(Stored items)
##########

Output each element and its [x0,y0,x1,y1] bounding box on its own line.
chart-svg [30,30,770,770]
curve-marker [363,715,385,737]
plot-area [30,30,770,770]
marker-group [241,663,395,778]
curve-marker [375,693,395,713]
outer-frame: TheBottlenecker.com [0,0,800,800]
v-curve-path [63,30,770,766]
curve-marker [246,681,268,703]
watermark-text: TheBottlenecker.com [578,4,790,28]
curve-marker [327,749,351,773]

##########

:: Exercise details ::
Write out every line of the material above, unchanged and in the same order.

:: Reply to the exercise ::
Output each element and its [x0,y0,x1,y1] bounding box on its own line.
chart-svg [30,30,770,770]
curve-marker [363,715,385,737]
plot-area [30,30,770,770]
marker-group [241,663,395,778]
curve-marker [375,693,395,713]
outer-frame: TheBottlenecker.com [0,0,800,800]
v-curve-path [63,30,770,766]
curve-marker [246,681,268,703]
watermark-text: TheBottlenecker.com [578,4,790,28]
curve-marker [327,749,351,773]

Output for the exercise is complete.